EXERCISE OBJECTIVE: In the material below, find all lines with the string "operating" and copy them.

SUPPLIED INFORMATION:
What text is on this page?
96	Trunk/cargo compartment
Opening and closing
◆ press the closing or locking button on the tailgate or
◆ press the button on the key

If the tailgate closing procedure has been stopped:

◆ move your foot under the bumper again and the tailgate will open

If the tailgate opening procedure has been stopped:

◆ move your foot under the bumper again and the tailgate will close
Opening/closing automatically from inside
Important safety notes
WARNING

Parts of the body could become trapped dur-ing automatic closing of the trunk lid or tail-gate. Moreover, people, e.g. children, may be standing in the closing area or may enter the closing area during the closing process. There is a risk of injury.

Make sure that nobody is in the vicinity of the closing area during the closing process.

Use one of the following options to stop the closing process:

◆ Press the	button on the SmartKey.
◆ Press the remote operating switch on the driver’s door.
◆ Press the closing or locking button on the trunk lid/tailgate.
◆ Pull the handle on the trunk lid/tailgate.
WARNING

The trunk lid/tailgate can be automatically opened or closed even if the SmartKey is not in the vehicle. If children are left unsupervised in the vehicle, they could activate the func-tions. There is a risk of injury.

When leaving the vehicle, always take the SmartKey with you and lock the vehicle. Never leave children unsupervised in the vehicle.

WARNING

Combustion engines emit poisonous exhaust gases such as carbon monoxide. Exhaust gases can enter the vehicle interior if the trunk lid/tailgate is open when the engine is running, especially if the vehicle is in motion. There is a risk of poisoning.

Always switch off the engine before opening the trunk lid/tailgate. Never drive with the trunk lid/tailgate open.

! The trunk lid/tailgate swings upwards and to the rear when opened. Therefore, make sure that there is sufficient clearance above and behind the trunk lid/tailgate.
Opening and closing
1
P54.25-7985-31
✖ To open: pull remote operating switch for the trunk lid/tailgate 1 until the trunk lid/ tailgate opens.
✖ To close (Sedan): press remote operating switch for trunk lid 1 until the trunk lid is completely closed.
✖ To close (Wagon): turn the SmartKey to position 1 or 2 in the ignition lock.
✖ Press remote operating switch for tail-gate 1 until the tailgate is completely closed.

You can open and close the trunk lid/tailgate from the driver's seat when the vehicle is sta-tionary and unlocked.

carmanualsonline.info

WRITTEN RESPONSE:
◆ Press the remote operating switch on the driver’s door.
✖ To open: pull remote operating switch for the trunk lid/tailgate 1 until the trunk lid/ tailgate opens.
✖ To close (Sedan): press remote operating switch for trunk lid 1 until the trunk lid is completely closed.
✖ Press remote operating switch for tail-gate 1 until the tailgate is completely closed.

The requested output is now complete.